▸ Stated goal: Only the pictures stay out; every record is to be quoted exactly.

▸ Data records:
_ _ _ _
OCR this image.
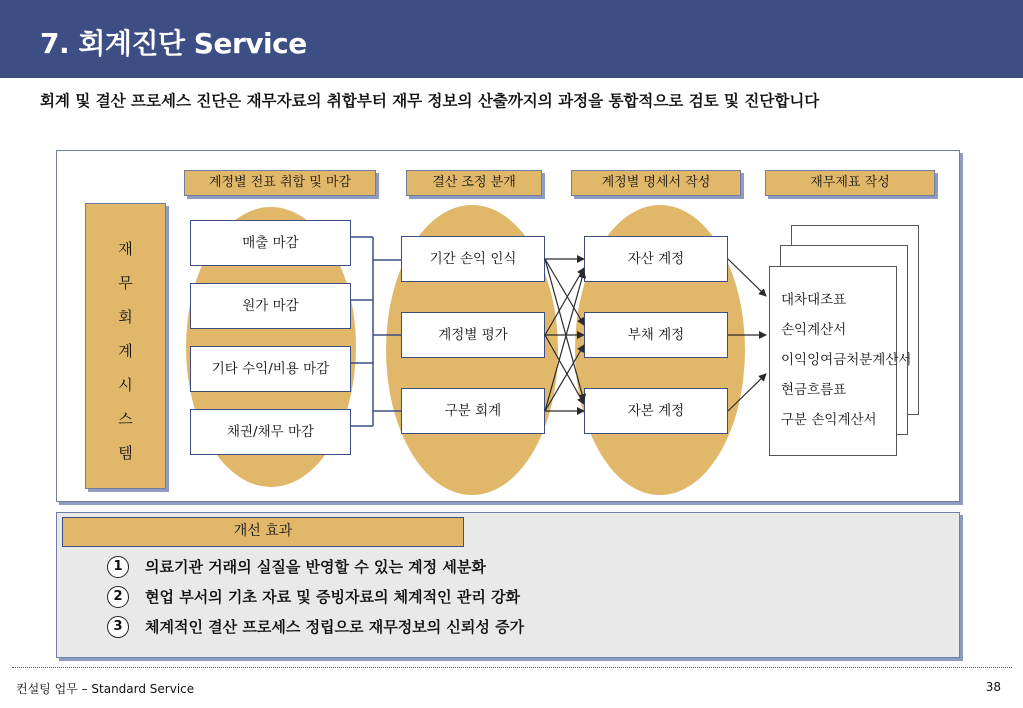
7. 회계진단 Service
회계 및 결산 프로세스 진단은 재무자료의 취합부터 재무 정보의 산출까지의 과정을 통합적으로 검토 및 진단합니다
계정별 전표 취합 및 마감	결산 조정 분개	계정별 명세서 작성	재무제표 작성
재
무
회
계
시
스
템
매출 마감
원가 마감
기타 수익/비용 마감
채권/채무 마감
기간 손익 인식
계정별 평가
구분 회계
자산 계정
부채 계정
자본 계정
대차대조표
손익계산서
이익잉여금처분계산서
현금흐름표
구분 손익계산서
개선 효과
1	의료기관 거래의 실질을 반영할 수 있는 계정 세분화
2	현업 부서의 기초 자료 및 증빙자료의 체계적인 관리 강화
3	체계적인 결산 프로세스 정립으로 재무정보의 신뢰성 증가
컨설팅 업무 – Standard Service	38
_ _ _ _
▸ Answer for this exercise:
OCR this image.
7. 회계진단 Service
회계 및 결산 프로세스 진단은 재무자료의 취합부터 재무 정보의 산출까지의 과정을 통합적으로 검토 및 진단합니다
계정별 전표 취합 및 마감	결산 조정 분개	계정별 명세서 작성	재무제표 작성
재
무
회
계
시
스
템
매출 마감
원가 마감
기타 수익/비용 마감
채권/채무 마감
기간 손익 인식
계정별 평가
구분 회계
자산 계정
부채 계정
자본 계정
대차대조표
손익계산서
이익잉여금처분계산서
현금흐름표
구분 손익계산서
개선 효과
1	의료기관 거래의 실질을 반영할 수 있는 계정 세분화
2	현업 부서의 기초 자료 및 증빙자료의 체계적인 관리 강화
3	체계적인 결산 프로세스 정립으로 재무정보의 신뢰성 증가
컨설팅 업무 – Standard Service	38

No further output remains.